Data excerpts
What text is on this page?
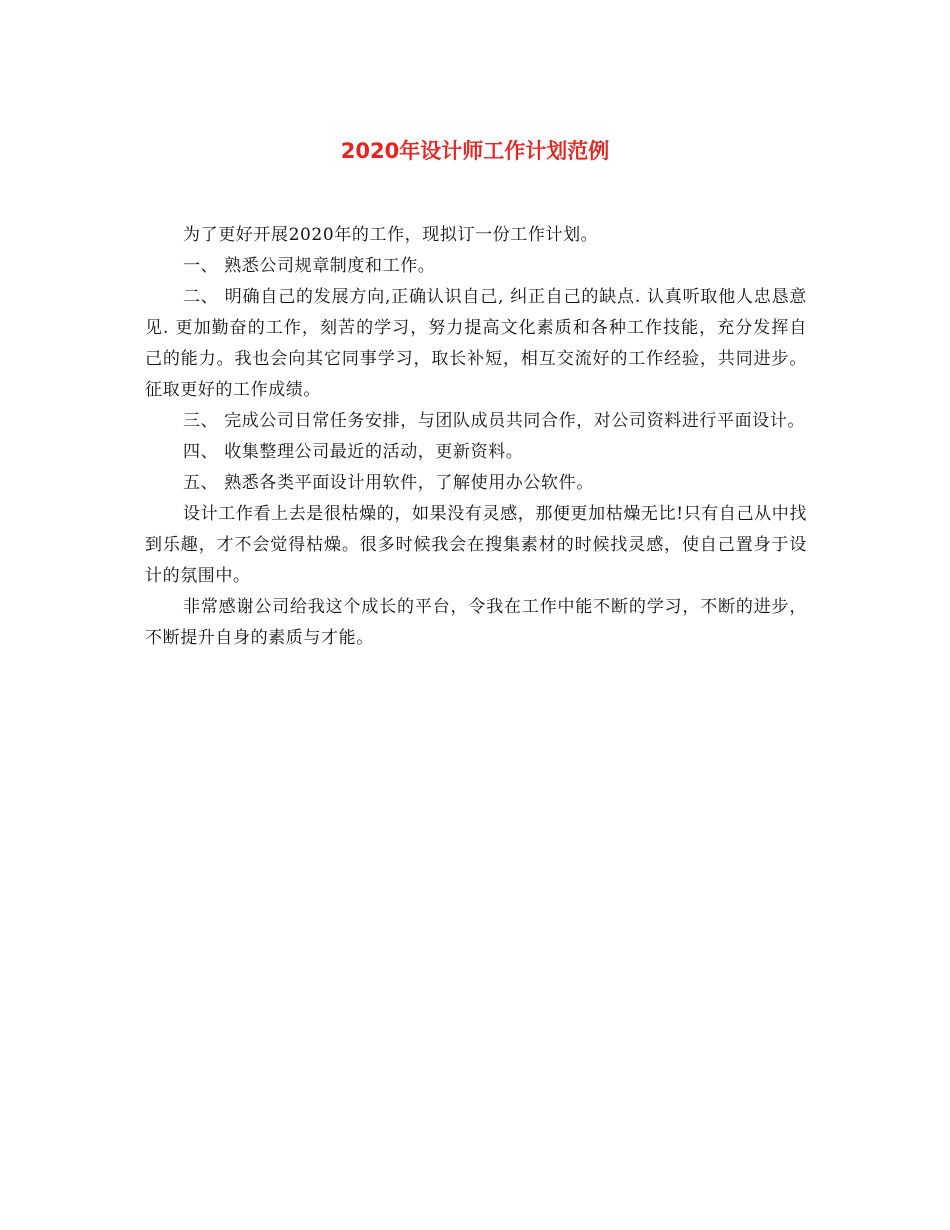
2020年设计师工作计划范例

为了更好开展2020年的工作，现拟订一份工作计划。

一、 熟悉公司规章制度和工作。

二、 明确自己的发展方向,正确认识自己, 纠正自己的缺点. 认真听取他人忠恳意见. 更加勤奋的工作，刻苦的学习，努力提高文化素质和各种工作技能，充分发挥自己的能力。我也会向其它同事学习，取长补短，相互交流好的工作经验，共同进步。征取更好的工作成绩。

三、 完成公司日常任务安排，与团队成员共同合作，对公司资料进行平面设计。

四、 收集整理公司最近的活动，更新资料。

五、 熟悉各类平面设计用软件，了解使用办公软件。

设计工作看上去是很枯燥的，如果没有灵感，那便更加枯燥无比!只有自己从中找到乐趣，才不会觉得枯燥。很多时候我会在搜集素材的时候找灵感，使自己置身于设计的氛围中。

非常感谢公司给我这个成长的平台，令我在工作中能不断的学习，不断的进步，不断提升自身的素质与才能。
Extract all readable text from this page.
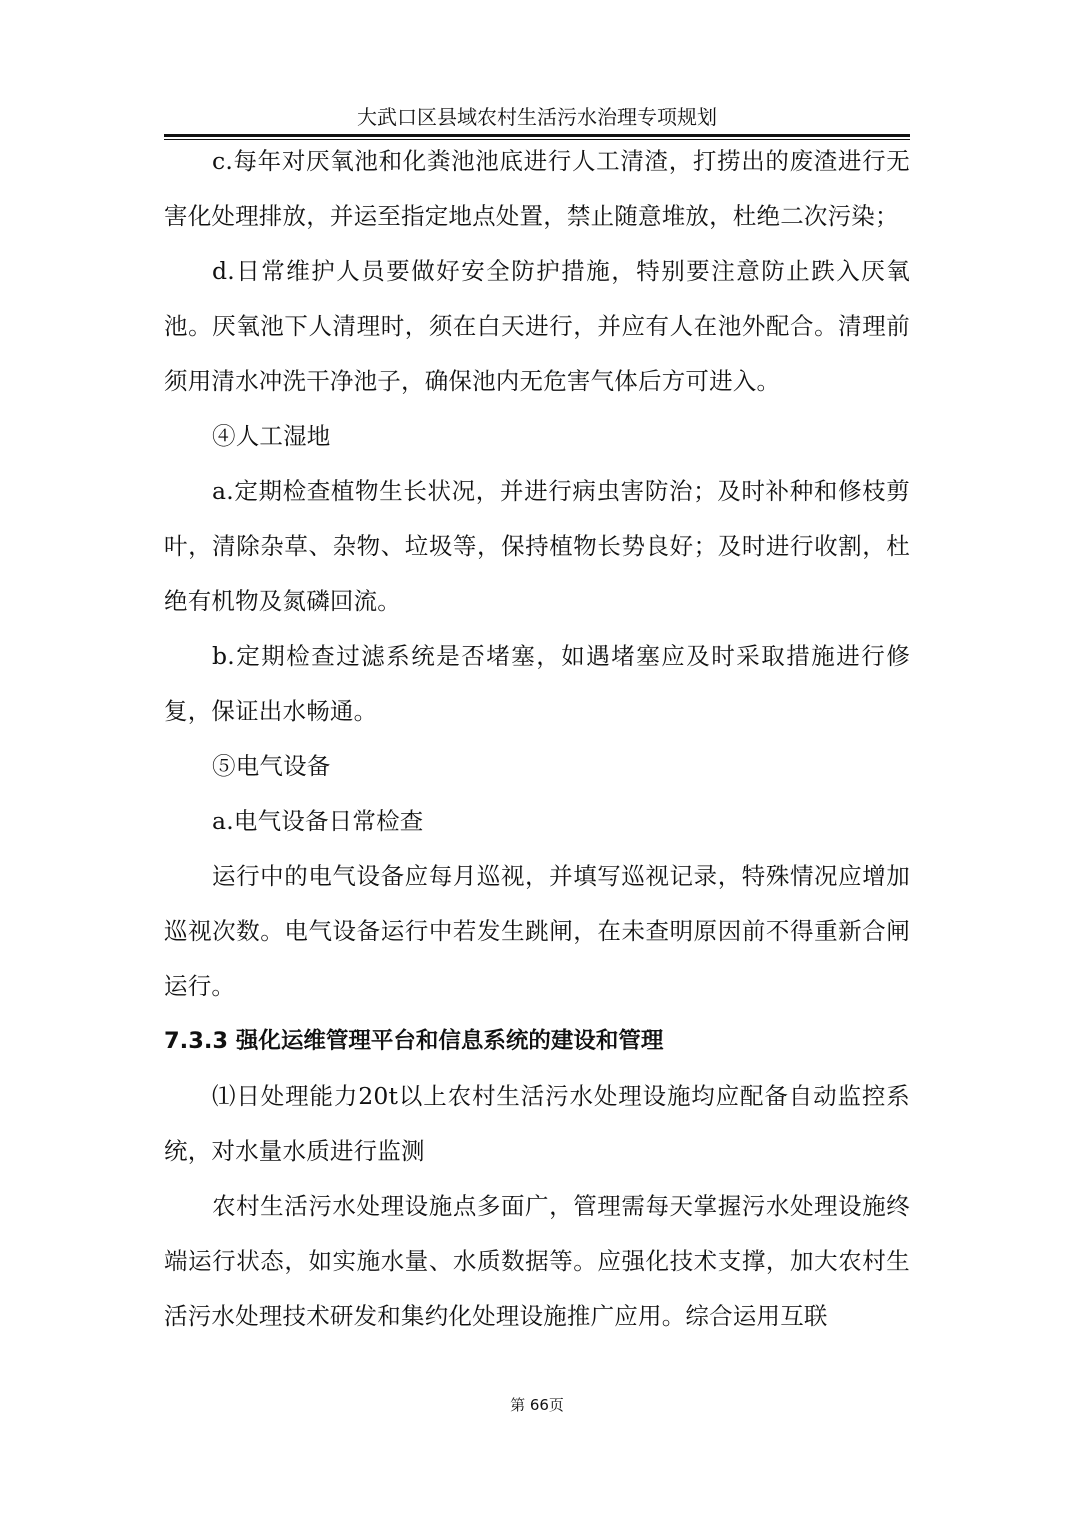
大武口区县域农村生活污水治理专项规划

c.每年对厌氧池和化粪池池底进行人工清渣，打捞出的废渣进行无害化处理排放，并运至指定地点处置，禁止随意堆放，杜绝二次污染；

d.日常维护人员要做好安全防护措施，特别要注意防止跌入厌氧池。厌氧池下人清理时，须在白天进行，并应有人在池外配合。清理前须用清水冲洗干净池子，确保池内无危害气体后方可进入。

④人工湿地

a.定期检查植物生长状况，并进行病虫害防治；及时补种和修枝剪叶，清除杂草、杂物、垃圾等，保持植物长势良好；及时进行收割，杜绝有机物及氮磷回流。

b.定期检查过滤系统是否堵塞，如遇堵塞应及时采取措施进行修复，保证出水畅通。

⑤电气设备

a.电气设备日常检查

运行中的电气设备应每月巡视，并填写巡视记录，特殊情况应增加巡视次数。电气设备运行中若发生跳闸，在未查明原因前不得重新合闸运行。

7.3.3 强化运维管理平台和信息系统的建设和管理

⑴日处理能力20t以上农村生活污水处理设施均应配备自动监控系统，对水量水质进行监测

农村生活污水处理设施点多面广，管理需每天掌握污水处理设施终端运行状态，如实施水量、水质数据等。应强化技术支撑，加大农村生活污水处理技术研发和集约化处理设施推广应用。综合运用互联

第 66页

...

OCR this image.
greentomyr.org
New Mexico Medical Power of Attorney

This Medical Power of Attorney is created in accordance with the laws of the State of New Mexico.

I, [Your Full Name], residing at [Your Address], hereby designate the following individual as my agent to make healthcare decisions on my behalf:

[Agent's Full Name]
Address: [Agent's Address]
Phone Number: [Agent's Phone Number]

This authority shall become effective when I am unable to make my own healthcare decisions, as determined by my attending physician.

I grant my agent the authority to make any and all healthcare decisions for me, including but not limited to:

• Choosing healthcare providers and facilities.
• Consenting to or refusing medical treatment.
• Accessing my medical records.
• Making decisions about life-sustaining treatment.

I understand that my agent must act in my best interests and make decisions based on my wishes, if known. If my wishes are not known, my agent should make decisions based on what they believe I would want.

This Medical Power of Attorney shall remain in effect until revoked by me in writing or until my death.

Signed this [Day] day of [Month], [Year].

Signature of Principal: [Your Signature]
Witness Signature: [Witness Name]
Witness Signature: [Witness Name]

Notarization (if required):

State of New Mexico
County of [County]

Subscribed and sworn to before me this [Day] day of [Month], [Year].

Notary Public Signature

### Do this
Check every line of the records above for the string "State" and say how many contain it, giving the number alone.

### Right answer
2